#### Dataset content
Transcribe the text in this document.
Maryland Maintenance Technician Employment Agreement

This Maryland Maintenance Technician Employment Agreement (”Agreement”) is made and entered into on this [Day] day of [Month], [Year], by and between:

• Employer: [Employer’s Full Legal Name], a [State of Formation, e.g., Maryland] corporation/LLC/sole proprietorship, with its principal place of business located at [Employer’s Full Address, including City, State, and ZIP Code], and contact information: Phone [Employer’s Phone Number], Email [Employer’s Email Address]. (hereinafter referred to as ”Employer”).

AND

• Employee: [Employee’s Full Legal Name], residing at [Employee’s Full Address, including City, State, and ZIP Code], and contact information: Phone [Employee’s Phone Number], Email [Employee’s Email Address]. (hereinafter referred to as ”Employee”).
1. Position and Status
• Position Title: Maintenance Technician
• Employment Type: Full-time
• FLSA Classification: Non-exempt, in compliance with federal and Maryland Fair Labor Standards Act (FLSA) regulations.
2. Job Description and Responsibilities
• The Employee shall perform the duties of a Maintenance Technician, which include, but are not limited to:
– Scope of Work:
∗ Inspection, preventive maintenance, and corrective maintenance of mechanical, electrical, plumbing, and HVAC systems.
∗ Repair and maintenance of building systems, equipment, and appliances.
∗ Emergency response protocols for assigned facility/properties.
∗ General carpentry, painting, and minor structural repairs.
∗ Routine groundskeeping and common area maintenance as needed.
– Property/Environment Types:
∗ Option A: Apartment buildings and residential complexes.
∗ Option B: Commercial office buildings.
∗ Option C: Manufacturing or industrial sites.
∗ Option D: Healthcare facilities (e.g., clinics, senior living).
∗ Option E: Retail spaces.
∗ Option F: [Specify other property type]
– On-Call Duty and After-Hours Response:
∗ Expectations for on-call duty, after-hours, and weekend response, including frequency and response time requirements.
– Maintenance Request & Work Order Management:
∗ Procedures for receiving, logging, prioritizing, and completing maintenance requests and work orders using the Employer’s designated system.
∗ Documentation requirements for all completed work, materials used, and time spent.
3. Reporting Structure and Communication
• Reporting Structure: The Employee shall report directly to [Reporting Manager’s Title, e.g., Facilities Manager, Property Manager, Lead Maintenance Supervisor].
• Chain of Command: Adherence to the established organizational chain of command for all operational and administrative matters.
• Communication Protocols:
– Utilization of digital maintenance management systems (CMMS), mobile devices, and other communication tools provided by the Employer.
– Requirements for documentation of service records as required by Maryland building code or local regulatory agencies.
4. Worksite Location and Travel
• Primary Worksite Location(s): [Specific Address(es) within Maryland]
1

#### Direction
Scan the material above for the word "buildings". Copy each line where it occurs.

#### Task result
∗ Option A: Apartment buildings and residential complexes.
∗ Option B: Commercial office buildings.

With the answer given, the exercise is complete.